───── Extracted data

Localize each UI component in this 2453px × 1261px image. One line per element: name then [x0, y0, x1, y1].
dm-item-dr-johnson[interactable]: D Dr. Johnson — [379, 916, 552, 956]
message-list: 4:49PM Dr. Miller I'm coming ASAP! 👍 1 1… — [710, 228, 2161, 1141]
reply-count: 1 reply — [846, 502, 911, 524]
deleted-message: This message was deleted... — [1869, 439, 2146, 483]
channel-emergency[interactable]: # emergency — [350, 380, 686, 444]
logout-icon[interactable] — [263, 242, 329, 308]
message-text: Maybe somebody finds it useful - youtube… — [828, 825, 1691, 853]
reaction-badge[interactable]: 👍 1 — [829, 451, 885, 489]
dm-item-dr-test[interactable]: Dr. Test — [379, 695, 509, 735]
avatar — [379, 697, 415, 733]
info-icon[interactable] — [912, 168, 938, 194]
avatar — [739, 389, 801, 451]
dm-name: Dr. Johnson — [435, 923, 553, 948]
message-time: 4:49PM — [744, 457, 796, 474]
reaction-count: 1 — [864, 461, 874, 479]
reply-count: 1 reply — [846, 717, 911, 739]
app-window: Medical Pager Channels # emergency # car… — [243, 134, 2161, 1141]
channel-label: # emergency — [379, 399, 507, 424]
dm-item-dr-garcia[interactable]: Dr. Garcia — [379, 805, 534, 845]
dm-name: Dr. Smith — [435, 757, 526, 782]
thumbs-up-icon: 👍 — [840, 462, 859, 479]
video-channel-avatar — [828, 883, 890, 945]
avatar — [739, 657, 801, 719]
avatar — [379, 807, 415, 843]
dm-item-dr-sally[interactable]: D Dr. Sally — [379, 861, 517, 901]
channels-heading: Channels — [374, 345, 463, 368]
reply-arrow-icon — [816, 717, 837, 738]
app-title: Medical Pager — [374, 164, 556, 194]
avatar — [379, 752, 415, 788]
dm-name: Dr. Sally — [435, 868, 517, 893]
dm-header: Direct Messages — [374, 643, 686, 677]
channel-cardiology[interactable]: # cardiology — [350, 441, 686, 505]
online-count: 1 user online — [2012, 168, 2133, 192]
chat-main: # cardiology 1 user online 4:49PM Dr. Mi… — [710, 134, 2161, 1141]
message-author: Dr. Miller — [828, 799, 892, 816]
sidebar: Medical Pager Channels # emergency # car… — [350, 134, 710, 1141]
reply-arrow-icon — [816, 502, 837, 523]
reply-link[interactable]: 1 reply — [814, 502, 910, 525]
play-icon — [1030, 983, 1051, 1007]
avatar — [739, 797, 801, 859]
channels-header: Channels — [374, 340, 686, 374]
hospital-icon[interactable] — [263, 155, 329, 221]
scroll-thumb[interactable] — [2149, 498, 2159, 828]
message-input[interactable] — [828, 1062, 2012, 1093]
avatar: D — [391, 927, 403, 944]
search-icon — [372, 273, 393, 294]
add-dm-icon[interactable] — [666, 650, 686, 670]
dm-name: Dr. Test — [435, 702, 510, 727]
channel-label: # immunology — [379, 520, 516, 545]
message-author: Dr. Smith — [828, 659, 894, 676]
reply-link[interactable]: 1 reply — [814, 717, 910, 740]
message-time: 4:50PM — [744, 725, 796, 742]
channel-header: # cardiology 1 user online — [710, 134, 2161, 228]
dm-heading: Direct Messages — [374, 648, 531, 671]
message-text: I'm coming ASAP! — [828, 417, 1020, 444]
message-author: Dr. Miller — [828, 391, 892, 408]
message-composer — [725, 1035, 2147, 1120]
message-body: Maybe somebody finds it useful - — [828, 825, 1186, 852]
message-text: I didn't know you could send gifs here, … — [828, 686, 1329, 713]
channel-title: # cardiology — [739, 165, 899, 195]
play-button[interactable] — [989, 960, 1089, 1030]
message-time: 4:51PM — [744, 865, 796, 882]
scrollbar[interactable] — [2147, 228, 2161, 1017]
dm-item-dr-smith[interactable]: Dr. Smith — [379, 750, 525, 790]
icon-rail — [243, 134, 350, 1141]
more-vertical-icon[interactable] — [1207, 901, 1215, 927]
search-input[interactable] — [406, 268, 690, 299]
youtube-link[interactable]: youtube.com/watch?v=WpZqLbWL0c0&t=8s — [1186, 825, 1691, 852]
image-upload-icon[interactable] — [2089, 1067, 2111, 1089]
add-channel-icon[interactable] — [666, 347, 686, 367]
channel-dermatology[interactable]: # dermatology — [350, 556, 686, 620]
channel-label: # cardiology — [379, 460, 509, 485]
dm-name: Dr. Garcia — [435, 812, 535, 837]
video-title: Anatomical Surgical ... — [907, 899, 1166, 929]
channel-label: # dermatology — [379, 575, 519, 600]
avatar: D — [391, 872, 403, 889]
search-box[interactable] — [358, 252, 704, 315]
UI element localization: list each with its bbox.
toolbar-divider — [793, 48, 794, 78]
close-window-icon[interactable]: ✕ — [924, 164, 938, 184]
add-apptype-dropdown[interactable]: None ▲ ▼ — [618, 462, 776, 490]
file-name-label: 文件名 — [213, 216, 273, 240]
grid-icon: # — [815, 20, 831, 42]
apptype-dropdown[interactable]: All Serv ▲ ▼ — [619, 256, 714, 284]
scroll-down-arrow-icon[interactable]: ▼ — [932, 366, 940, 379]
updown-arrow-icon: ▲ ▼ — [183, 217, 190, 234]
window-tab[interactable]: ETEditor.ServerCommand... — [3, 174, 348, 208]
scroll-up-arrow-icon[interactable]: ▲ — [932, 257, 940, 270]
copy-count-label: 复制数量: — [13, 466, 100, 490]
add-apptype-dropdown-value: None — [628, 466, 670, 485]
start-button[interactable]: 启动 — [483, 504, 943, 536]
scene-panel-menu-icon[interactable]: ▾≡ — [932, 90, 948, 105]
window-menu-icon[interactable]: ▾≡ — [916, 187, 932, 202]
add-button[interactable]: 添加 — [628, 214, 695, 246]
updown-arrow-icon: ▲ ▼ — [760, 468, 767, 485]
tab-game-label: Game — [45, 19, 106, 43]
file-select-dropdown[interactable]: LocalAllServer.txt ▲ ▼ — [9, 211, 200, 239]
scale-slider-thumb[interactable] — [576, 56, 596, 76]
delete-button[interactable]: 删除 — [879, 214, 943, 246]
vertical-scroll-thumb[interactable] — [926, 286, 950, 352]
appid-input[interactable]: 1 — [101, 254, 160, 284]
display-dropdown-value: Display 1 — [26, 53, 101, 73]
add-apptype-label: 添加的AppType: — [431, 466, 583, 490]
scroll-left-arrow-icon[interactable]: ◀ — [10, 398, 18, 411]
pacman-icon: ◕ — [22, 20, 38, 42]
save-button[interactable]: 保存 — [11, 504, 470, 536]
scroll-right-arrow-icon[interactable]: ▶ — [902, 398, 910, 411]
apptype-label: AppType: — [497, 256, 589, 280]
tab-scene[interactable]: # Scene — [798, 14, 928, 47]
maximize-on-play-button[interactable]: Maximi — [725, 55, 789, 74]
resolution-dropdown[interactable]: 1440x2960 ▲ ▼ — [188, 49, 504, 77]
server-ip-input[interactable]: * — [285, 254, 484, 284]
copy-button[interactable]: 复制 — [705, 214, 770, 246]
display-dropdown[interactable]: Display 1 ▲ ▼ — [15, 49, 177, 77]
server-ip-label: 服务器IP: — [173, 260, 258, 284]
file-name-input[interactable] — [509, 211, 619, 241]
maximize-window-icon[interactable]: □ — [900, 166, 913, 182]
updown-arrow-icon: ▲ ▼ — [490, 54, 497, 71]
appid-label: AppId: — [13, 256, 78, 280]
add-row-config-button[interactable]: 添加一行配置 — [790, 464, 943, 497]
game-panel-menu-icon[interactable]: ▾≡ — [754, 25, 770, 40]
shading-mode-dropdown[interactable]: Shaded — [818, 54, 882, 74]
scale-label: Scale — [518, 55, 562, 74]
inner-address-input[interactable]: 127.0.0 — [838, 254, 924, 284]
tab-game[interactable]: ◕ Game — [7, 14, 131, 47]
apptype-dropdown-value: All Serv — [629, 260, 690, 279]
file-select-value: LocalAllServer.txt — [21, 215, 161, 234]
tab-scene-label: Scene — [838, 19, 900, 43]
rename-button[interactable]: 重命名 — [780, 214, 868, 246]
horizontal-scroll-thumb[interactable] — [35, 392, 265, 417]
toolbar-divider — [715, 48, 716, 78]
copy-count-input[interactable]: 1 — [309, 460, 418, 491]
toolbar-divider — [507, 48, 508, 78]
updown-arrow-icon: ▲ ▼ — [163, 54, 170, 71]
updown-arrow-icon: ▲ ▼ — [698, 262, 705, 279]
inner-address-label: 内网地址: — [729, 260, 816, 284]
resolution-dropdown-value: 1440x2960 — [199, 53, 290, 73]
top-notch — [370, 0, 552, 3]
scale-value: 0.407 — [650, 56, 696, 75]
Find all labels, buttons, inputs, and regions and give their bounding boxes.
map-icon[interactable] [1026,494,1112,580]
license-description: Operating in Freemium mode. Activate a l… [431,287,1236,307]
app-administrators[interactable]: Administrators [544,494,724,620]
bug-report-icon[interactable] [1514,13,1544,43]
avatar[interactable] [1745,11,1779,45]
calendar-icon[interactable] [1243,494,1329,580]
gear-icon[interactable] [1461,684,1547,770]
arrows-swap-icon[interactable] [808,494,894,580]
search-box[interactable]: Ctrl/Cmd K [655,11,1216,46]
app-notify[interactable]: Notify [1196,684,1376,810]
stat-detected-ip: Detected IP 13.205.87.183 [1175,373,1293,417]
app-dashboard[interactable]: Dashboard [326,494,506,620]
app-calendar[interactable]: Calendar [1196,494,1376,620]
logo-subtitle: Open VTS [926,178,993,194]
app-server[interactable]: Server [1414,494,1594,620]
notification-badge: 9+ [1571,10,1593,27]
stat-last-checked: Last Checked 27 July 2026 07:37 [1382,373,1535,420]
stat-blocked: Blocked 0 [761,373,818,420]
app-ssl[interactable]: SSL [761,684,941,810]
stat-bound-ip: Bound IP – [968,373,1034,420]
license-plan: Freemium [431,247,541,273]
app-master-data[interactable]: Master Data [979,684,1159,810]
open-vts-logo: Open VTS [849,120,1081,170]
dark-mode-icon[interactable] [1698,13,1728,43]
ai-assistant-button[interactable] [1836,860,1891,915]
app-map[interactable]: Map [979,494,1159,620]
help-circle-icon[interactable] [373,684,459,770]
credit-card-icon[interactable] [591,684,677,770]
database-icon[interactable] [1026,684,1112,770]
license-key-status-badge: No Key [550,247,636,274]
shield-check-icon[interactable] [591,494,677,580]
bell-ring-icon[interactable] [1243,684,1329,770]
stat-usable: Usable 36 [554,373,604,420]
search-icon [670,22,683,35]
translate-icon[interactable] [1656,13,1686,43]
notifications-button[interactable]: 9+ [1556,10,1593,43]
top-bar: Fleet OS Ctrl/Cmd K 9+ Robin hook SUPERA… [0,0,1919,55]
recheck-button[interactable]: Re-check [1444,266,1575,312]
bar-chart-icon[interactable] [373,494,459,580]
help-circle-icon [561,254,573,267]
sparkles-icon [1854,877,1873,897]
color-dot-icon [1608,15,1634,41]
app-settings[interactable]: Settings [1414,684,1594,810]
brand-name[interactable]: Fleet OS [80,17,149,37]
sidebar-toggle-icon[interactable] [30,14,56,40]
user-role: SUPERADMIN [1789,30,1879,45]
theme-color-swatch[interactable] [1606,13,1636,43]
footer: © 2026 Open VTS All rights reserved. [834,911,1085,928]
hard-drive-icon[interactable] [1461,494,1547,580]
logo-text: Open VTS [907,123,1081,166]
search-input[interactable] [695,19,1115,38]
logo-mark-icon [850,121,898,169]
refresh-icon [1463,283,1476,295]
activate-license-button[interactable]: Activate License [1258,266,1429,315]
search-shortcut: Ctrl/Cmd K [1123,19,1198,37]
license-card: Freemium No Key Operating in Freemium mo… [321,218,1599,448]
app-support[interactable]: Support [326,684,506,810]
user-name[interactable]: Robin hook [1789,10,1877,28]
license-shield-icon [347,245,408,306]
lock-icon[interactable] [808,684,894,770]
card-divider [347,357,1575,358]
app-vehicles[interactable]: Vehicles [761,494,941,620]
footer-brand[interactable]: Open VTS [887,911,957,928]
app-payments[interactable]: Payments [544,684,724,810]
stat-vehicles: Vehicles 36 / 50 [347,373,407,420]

──────────

Can you lay out the records above as a numbered list, from the first line through the line containing "thumbs-up-icon: 👍 — [840, 462, 859, 479]", leaving out any blank lines?

1. Localize each UI component in this 2453px × 1261px image. One line per element: name then [x0, y0, x1, y1].
2. dm-item-dr-johnson[interactable]: D Dr. Johnson — [379, 916, 552, 956]
3. message-list: 4:49PM Dr. Miller I'm coming ASAP! 👍 1 1… — [710, 228, 2161, 1141]
4. reply-count: 1 reply — [846, 502, 911, 524]
5. deleted-message: This message was deleted... — [1869, 439, 2146, 483]
6. channel-emergency[interactable]: # emergency — [350, 380, 686, 444]
7. logout-icon[interactable] — [263, 242, 329, 308]
8. message-text: Maybe somebody finds it useful - youtube… — [828, 825, 1691, 853]
9. reaction-badge[interactable]: 👍 1 — [829, 451, 885, 489]
10. dm-item-dr-test[interactable]: Dr. Test — [379, 695, 509, 735]
11. avatar — [379, 697, 415, 733]
12. info-icon[interactable] — [912, 168, 938, 194]
13. avatar — [739, 389, 801, 451]
14. dm-name: Dr. Johnson — [435, 923, 553, 948]
15. message-time: 4:49PM — [744, 457, 796, 474]
16. reaction-count: 1 — [864, 461, 874, 479]
17. reply-count: 1 reply — [846, 717, 911, 739]
18. app-window: Medical Pager Channels # emergency # car… — [243, 134, 2161, 1141]
19. channel-label: # emergency — [379, 399, 507, 424]
20. dm-item-dr-garcia[interactable]: Dr. Garcia — [379, 805, 534, 845]
21. dm-name: Dr. Smith — [435, 757, 526, 782]
22. thumbs-up-icon: 👍 — [840, 462, 859, 479]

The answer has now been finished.